▶ _EXERCISE DETAILS_:
Exactly reproduce all the records, keeping pictures out of the copy.

▶ _DATA SUPPLIED_:
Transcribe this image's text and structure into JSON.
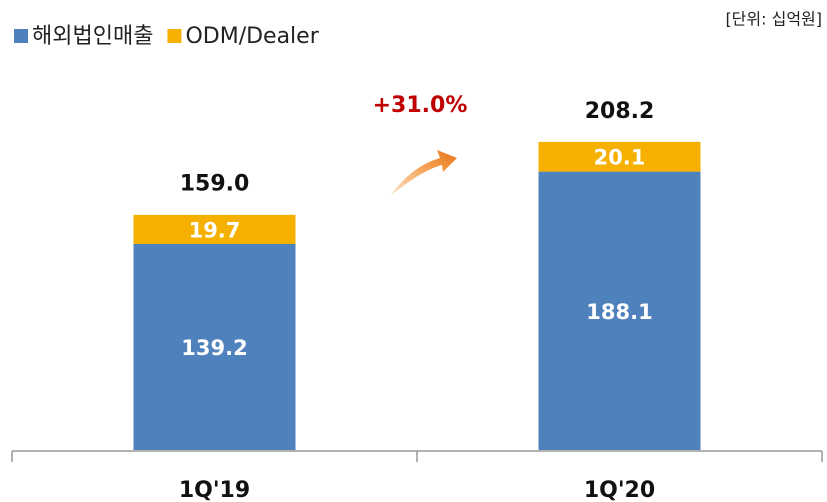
{
  "chart_data": {
    "type": "stacked_bar",
    "unit": "[단위: 십억원]",
    "annotation": "+31.0%",
    "categories": [
      "1Q'19",
      "1Q'20"
    ],
    "series": [
      {
        "name": "해외법인매출",
        "color": "#4f81bd",
        "values": [
          139.2,
          188.1
        ]
      },
      {
        "name": "ODM/Dealer",
        "color": "#f5b000",
        "values": [
          19.7,
          20.1
        ]
      }
    ],
    "totals": {
      "values": [
        159.0,
        208.2
      ],
      "value_labels": [
        "159.0",
        "208.2"
      ]
    },
    "ylim": [
      0,
      250
    ]
  }
}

▶ _RESULT FOR THIS TASK_:
Transcribe this image's text and structure into JSON.
{
  "chart_data": {
    "type": "stacked_bar",
    "unit": "[단위: 십억원]",
    "annotation": "+31.0%",
    "categories": [
      "1Q'19",
      "1Q'20"
    ],
    "series": [
      {
        "name": "해외법인매출",
        "color": "#4f81bd",
        "values": [
          139.2,
          188.1
        ]
      },
      {
        "name": "ODM/Dealer",
        "color": "#f5b000",
        "values": [
          19.7,
          20.1
        ]
      }
    ],
    "totals": {
      "values": [
        159.0,
        208.2
      ],
      "value_labels": [
        "159.0",
        "208.2"
      ]
    },
    "ylim": [
      0,
      250
    ]
  }
}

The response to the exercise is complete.